Aim of the task => Select lines where the word "points" appears.

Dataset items

[START]

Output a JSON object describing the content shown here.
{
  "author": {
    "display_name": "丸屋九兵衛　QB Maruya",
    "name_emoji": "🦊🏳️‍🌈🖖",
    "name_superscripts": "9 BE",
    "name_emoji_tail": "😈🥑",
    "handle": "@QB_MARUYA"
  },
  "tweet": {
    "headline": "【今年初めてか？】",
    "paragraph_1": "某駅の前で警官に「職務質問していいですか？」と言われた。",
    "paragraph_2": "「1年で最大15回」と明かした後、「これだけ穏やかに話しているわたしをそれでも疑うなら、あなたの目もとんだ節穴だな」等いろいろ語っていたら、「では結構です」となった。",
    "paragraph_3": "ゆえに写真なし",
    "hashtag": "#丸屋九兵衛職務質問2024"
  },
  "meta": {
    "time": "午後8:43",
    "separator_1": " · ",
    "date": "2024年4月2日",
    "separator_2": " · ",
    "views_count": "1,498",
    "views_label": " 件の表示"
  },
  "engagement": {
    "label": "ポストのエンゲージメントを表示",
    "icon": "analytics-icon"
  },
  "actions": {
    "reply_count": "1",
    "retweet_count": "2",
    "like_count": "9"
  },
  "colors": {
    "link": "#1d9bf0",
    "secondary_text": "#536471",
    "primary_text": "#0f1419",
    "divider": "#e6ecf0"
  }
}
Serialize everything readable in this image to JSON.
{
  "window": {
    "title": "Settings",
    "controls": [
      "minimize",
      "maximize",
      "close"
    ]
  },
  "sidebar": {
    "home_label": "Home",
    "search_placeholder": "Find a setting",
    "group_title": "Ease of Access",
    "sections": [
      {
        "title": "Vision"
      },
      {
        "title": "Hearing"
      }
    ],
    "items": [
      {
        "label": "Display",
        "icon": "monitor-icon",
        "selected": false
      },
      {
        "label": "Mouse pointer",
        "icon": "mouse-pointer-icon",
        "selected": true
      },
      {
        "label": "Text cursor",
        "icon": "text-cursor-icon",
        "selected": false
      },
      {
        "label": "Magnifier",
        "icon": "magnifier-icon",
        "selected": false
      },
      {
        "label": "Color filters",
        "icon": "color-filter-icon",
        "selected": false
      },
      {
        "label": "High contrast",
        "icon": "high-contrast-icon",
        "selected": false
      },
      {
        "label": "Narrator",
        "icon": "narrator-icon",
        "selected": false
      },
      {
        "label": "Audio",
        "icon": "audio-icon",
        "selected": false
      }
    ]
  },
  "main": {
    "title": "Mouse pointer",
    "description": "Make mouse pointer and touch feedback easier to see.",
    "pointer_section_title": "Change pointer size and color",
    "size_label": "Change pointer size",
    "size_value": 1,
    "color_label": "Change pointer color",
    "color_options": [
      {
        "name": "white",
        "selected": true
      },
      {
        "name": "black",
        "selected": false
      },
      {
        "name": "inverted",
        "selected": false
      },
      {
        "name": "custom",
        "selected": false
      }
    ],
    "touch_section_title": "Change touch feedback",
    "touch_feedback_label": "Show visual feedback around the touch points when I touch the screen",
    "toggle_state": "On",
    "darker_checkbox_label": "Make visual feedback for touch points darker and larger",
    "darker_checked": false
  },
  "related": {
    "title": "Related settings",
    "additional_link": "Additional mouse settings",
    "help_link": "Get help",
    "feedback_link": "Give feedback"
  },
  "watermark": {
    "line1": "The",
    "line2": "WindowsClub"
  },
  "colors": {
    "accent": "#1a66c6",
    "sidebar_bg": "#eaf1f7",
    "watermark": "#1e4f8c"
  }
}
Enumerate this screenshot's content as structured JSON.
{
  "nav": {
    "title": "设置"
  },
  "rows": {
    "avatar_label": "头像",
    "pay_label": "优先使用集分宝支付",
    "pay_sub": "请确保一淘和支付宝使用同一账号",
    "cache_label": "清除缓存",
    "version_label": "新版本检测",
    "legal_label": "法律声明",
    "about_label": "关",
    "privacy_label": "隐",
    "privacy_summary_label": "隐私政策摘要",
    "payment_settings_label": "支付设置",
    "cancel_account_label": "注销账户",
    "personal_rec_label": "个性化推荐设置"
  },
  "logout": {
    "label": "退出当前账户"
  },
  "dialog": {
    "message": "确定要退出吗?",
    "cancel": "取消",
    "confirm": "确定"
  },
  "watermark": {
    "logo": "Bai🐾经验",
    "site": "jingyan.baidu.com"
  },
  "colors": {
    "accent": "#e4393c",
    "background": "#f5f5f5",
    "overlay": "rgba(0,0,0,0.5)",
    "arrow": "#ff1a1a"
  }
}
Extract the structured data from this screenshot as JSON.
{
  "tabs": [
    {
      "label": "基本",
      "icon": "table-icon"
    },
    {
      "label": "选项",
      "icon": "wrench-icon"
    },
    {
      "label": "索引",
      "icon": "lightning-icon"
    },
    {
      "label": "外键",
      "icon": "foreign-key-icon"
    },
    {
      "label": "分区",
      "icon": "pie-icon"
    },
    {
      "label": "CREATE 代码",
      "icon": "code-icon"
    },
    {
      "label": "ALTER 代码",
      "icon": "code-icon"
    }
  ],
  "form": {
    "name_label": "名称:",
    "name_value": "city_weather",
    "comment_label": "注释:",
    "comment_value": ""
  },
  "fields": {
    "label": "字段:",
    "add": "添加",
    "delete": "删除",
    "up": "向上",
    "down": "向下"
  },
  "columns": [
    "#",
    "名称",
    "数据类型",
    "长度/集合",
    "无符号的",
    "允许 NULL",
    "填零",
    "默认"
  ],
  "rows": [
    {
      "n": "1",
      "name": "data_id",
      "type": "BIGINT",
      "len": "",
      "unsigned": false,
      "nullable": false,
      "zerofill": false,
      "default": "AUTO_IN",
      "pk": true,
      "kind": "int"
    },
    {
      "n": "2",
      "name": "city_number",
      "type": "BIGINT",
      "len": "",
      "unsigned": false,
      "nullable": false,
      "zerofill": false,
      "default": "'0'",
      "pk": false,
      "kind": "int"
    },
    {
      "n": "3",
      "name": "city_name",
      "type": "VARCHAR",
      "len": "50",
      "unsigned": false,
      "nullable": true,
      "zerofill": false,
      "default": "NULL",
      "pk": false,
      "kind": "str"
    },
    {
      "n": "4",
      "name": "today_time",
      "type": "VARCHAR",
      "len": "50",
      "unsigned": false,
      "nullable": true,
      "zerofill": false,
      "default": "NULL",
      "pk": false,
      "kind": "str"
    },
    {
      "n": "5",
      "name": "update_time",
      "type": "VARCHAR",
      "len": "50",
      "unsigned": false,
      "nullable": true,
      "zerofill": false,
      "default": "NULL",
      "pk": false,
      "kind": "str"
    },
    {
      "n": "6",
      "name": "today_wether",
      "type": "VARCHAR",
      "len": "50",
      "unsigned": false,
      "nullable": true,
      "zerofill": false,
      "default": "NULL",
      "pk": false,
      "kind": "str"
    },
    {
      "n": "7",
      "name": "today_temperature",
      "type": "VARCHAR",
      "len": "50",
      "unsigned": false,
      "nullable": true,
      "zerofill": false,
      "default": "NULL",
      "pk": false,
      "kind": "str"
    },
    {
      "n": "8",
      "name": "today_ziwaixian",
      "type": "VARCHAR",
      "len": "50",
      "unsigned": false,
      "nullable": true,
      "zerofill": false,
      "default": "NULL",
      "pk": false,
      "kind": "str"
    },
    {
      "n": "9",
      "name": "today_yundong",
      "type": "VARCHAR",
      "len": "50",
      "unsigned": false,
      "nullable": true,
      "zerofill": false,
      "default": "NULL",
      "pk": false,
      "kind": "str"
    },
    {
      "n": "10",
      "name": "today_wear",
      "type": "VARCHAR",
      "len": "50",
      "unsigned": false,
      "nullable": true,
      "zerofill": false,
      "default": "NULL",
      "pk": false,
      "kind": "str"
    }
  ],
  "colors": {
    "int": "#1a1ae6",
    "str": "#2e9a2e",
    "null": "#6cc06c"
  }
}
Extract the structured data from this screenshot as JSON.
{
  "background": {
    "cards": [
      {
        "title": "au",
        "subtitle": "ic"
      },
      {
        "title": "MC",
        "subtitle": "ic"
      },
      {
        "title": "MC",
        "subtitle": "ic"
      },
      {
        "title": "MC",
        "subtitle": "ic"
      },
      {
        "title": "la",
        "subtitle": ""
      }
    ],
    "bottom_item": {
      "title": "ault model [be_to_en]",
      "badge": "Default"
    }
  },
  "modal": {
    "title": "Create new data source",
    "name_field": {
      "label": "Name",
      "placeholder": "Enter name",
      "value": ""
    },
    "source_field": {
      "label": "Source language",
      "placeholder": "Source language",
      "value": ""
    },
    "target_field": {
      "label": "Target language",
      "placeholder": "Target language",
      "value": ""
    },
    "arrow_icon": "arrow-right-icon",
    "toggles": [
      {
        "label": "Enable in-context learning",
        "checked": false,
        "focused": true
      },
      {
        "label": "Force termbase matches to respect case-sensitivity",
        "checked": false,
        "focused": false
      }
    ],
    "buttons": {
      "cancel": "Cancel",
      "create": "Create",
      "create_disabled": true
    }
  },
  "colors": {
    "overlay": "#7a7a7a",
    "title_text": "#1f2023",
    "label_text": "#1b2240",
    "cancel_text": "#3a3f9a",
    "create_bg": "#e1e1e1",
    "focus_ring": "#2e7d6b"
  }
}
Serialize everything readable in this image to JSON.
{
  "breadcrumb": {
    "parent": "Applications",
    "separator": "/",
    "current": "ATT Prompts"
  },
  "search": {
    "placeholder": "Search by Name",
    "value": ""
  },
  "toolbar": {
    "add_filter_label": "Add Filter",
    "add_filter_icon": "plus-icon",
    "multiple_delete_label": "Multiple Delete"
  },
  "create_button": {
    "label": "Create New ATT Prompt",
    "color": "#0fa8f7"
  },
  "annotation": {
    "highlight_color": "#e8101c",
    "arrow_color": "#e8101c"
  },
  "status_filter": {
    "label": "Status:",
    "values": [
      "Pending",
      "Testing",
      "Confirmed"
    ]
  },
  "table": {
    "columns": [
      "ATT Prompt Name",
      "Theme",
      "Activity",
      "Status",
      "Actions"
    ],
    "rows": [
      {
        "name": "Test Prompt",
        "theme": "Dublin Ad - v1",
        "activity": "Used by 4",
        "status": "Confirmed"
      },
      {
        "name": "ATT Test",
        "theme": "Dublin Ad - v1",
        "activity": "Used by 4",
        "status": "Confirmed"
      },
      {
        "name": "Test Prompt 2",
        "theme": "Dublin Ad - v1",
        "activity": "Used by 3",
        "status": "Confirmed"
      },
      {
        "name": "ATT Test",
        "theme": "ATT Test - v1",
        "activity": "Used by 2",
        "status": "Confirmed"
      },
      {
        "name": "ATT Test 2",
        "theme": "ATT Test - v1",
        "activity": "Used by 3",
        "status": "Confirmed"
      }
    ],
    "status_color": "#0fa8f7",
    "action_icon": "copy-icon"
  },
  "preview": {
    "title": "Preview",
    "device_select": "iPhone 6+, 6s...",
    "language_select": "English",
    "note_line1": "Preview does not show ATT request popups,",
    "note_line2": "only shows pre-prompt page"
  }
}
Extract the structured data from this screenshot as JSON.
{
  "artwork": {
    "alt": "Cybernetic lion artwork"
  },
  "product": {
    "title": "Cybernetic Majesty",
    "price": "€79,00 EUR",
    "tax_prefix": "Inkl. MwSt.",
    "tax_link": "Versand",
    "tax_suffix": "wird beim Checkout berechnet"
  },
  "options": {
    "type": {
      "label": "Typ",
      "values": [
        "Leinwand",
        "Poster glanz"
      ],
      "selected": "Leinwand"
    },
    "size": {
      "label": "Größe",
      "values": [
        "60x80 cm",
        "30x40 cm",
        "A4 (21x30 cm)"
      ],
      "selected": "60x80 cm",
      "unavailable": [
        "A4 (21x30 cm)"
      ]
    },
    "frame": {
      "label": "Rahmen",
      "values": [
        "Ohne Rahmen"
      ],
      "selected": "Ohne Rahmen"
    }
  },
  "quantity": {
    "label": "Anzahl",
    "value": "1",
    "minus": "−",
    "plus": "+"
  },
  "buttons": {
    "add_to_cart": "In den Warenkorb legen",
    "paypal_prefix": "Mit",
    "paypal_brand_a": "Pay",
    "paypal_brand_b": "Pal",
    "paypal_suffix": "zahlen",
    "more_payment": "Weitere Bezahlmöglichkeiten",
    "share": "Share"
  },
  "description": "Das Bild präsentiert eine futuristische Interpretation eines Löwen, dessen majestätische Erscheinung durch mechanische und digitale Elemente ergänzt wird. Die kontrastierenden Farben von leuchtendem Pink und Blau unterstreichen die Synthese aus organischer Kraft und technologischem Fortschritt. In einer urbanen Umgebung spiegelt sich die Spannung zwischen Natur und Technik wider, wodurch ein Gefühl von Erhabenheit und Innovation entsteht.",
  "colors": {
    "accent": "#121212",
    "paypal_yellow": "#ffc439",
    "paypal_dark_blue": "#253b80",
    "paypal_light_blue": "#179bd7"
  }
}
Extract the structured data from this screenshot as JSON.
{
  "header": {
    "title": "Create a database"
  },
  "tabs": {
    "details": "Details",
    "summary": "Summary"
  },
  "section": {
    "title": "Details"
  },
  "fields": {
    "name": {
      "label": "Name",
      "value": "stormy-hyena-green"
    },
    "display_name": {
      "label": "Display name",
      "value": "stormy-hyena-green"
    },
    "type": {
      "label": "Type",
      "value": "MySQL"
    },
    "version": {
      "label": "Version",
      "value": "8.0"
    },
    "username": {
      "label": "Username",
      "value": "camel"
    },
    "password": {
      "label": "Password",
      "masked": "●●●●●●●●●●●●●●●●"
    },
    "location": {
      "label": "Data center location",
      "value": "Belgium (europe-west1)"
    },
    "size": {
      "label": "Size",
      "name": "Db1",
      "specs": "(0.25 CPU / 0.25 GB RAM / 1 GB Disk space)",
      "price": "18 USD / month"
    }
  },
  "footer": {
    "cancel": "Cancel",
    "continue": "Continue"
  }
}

[END]

Exercise output =>
    "touch_feedback_label": "Show visual feedback around the touch points when I touch the screen",
    "darker_checkbox_label": "Make visual feedback for touch points darker and larger",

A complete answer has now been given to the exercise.